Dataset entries
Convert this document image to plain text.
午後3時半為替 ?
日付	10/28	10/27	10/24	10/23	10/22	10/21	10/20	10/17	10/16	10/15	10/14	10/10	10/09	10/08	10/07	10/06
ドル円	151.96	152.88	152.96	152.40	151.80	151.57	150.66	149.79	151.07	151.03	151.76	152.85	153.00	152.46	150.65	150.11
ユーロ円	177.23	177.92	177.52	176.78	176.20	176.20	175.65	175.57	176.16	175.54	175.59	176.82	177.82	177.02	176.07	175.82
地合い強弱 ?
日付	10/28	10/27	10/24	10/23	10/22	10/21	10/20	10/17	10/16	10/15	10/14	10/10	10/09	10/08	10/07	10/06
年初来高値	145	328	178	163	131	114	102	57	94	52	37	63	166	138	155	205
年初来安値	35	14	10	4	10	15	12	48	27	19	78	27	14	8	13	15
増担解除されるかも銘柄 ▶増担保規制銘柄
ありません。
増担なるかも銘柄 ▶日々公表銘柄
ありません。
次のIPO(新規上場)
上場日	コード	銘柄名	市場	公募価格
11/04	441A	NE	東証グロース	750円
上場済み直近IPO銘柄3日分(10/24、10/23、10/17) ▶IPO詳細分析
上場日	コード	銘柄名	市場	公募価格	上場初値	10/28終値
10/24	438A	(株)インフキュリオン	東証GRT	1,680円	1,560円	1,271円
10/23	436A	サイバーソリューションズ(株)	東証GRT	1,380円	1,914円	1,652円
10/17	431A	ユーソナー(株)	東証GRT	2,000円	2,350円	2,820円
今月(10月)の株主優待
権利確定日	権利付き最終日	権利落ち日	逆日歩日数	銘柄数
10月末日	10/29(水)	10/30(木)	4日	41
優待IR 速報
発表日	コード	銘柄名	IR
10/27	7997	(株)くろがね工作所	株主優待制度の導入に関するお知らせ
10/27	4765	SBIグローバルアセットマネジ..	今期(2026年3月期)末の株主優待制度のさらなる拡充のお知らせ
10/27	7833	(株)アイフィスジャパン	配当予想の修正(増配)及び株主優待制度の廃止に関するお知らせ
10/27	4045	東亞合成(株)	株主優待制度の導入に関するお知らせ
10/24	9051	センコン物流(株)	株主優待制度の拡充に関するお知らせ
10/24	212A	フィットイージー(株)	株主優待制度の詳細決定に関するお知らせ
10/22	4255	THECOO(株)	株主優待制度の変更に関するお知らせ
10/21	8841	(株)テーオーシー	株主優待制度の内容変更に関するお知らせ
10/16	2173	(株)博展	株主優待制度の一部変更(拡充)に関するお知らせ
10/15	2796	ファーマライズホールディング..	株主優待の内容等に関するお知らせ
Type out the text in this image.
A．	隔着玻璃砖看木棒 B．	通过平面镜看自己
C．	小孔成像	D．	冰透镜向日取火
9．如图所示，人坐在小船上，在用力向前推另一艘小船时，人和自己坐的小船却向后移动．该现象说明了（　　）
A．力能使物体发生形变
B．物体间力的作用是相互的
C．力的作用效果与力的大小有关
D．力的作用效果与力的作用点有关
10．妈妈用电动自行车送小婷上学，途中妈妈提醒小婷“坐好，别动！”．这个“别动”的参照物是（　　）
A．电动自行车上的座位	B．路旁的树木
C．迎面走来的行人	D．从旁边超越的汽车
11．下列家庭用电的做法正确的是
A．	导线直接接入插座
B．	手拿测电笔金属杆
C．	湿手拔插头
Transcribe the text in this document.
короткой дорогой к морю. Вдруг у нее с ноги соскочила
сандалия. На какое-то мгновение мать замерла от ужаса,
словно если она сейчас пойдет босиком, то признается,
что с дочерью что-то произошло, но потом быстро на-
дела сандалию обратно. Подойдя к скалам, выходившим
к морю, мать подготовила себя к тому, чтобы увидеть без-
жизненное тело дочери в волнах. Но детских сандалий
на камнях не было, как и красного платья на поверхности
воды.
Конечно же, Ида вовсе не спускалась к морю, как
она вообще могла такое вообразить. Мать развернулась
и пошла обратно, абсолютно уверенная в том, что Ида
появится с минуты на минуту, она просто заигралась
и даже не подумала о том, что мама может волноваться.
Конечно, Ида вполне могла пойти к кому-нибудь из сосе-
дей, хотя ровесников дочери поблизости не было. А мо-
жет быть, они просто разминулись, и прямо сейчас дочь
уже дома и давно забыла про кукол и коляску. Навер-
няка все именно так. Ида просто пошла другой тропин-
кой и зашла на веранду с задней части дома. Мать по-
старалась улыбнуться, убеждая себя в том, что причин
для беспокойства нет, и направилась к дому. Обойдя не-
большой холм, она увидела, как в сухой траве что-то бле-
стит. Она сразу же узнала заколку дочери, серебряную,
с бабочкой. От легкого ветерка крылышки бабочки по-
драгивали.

- **Your goal**:
Could you give again exactly the lines from the line containing "Transcribe the text in this document." through the final line of the data above, and no others?

- **Answer to the task**:
Transcribe the text in this document.
короткой дорогой к морю. Вдруг у нее с ноги соскочила
сандалия. На какое-то мгновение мать замерла от ужаса,
словно если она сейчас пойдет босиком, то признается,
что с дочерью что-то произошло, но потом быстро на-
дела сандалию обратно. Подойдя к скалам, выходившим
к морю, мать подготовила себя к тому, чтобы увидеть без-
жизненное тело дочери в волнах. Но детских сандалий
на камнях не было, как и красного платья на поверхности
воды.
Конечно же, Ида вовсе не спускалась к морю, как
она вообще могла такое вообразить. Мать развернулась
и пошла обратно, абсолютно уверенная в том, что Ида
появится с минуты на минуту, она просто заигралась
и даже не подумала о том, что мама может волноваться.
Конечно, Ида вполне могла пойти к кому-нибудь из сосе-
дей, хотя ровесников дочери поблизости не было. А мо-
жет быть, они просто разминулись, и прямо сейчас дочь
уже дома и давно забыла про кукол и коляску. Навер-
няка все именно так. Ида просто пошла другой тропин-
кой и зашла на веранду с задней части дома. Мать по-
старалась улыбнуться, убеждая себя в том, что причин
для беспокойства нет, и направилась к дому. Обойдя не-
большой холм, она увидела, как в сухой траве что-то бле-
стит. Она сразу же узнала заколку дочери, серебряную,
с бабочкой. От легкого ветерка крылышки бабочки по-
драгивали.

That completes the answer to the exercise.